**** EXTRACT
1

I need to pull data published to an S3 bucket by a different organization (therefore a different AWS account) in a different region, for subsequent processing with Lambda. I do have access to read it but cannot ask them to set up replication to my buckets.

Amazon's Cross-Region Replication looks like it's designed for pushing data from the source and I'm not even sure the source organization has versioning enabled.

Is there a way to pull data? My need is for one-way only; I need to process that data shortly (within 10 minutes or so) after it arrives in the source S3 bucket.
********
**** DATA PROVIDED
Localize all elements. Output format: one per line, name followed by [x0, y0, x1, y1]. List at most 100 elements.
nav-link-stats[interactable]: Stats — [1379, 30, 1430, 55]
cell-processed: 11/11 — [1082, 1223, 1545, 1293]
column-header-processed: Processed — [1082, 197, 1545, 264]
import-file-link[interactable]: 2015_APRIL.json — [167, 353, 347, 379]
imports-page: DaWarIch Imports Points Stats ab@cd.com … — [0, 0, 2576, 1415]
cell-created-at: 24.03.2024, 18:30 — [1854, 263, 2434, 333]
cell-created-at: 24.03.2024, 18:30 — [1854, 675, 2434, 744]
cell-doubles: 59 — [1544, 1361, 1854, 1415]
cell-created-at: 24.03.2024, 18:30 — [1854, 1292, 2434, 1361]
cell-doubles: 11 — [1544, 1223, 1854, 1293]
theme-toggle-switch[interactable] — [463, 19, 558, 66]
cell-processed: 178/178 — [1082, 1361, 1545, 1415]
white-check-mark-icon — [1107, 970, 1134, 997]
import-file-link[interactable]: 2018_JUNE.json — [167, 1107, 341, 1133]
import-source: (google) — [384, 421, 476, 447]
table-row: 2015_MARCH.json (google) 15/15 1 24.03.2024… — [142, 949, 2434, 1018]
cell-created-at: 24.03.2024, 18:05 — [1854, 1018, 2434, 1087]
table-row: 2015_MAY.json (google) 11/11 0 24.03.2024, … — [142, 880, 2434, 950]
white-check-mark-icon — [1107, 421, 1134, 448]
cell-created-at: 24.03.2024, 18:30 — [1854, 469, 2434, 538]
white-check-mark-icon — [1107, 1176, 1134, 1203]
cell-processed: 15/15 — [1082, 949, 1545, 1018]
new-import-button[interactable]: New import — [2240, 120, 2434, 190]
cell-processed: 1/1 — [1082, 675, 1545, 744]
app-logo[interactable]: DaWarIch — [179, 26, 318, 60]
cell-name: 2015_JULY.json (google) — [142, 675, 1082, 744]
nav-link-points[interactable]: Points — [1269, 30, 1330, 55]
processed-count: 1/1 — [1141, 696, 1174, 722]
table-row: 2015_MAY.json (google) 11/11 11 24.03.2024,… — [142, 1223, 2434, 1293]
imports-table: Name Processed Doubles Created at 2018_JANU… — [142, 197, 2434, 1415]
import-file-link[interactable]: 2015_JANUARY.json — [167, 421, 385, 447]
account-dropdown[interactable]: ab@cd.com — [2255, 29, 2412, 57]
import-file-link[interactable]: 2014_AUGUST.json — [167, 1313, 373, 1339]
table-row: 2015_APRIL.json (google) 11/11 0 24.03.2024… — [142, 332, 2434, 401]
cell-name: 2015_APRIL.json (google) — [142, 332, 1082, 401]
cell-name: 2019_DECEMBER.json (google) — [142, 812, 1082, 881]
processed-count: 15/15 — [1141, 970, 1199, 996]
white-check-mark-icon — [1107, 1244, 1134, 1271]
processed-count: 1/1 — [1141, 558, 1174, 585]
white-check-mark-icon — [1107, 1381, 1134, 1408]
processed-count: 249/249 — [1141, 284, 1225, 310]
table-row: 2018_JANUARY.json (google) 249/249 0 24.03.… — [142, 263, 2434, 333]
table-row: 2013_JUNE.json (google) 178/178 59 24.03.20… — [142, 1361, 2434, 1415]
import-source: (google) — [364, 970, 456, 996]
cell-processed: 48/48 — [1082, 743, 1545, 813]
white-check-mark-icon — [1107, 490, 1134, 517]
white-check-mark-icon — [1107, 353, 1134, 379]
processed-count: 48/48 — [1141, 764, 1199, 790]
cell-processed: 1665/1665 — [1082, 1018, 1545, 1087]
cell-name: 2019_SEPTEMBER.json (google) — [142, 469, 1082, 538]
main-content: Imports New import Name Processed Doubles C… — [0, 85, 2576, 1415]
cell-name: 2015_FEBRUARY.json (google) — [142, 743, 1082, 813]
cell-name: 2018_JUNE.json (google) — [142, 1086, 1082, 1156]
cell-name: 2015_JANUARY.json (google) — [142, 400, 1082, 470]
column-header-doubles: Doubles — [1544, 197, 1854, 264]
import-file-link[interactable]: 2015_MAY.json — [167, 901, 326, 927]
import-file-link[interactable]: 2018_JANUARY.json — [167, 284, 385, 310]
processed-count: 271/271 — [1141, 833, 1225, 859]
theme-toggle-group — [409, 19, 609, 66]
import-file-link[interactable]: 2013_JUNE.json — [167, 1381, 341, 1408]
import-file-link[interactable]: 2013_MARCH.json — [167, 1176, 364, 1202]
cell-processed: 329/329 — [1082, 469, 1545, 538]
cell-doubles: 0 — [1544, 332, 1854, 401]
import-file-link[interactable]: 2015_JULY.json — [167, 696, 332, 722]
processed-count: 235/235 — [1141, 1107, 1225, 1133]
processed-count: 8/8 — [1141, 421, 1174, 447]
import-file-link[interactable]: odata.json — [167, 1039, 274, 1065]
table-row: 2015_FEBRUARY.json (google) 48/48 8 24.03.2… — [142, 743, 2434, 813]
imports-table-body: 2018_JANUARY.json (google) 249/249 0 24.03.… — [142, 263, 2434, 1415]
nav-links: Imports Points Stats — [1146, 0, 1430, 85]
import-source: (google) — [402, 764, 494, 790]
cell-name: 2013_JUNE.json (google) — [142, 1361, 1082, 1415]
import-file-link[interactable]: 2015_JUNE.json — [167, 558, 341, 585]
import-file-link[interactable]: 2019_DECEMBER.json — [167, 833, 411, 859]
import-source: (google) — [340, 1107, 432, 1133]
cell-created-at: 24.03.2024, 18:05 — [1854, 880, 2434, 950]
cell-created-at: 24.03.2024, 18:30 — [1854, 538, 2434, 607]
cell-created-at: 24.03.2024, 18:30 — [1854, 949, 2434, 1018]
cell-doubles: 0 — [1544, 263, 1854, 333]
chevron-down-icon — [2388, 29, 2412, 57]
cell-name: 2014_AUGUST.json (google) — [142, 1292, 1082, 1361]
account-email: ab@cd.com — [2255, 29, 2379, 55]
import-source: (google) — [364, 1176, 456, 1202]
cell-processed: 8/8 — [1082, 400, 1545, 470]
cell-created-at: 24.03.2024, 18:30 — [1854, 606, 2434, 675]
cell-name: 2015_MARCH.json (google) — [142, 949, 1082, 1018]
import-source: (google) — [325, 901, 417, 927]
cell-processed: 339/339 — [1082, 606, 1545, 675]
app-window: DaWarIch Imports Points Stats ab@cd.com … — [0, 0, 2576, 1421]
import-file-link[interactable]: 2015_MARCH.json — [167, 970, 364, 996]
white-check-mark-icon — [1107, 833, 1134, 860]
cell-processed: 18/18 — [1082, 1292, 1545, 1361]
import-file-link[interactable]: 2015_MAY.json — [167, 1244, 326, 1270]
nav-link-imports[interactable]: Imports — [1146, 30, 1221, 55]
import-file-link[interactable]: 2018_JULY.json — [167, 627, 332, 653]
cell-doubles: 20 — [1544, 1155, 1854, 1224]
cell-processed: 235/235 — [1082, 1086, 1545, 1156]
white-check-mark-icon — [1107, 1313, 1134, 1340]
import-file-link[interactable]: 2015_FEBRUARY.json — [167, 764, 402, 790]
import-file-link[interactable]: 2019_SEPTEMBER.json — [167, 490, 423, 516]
********
• TASK LIST:
#1 Using the S3 forum question, explain why the writer doubts that Amazon's Cross-Region Replication can meet the stated need.
#2 Write the next part of the S3 forum question, picking up after its final sentence.

• FINAL RESULTS:
#1 Cross-Region Replication appears to be designed for pushing data from the source. The writer cannot ask the other organization to set up replication to the writer's buckets. The writer is also unsure whether the source organization has versioning enabled.

#2
wishihadabettername
  • 14,231
  • 21
  • 68
  • 85
  • A cron-job that runs `aws s3 sync` every 10 minutes? Something like that is going to be the best way to pull from an S3 bucket I think, if you can't get new object events sent to you from that bucket. – Mark B Jan 14 '19 at 15:35
  • Is there a way to run this as a lambda? I'm thinking of the cost of running an EC2 instance just to run the sync. Thanks. – wishihadabettername Jan 14 '19 at 15:40

1 Answers1

2

You could run aws s3 sync on a schedule, like every 10 minutes. If you want to run this in a AWS Lambda function, it looks like NodeJS and Python Lambda environments have the AWS CLI tool pre-installed. I would suggest writing a short Python Lambda function that calls the AWS CLI took to run an s3 sync command, and schedule that Lambda function to run every 10 minutes.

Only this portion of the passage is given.